● PROVIDED RECORDS

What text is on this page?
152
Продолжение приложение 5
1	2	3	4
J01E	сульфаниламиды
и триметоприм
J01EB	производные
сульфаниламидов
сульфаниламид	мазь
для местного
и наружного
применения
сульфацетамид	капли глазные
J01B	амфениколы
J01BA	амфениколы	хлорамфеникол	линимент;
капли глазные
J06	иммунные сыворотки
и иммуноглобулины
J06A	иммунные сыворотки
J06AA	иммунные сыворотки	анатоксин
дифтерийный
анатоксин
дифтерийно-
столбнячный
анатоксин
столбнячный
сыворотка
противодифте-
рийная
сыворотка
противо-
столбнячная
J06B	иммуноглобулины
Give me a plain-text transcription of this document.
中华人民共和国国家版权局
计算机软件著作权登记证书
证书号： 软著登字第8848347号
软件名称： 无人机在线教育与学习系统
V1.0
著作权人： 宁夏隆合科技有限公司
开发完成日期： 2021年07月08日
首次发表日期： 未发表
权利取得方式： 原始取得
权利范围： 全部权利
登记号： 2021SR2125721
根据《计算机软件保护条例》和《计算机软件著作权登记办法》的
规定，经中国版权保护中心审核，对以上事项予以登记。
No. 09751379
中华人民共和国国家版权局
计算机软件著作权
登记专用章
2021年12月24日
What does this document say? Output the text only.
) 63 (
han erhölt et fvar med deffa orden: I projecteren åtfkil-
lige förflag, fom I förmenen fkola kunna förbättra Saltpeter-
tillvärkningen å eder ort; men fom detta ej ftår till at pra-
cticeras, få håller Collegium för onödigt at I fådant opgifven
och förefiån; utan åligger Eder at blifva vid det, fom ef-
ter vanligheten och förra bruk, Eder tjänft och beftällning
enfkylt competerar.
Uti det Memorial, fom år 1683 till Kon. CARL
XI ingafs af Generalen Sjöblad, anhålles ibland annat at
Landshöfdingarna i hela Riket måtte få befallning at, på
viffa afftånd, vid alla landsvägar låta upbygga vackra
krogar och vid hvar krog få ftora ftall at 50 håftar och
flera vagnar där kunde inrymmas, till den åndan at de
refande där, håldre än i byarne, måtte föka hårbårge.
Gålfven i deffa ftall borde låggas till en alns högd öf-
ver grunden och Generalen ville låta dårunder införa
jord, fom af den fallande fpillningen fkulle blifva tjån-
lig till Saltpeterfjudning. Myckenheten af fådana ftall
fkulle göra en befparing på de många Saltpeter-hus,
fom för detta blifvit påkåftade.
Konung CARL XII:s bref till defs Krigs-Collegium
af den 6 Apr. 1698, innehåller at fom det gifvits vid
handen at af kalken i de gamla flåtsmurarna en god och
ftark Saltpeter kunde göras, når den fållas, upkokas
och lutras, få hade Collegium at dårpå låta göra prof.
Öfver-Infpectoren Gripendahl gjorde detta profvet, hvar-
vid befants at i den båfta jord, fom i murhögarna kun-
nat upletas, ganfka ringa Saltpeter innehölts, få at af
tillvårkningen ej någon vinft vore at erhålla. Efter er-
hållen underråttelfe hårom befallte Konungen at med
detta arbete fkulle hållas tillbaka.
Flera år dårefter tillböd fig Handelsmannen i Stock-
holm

● THE TASK
Pick out each line above that includes "deffa" and show it.

● SOLVED EXERCISE
han erhölt et fvar med deffa orden: I projecteren åtfkil-
Gålfven i deffa ftall borde låggas till en alns högd öf-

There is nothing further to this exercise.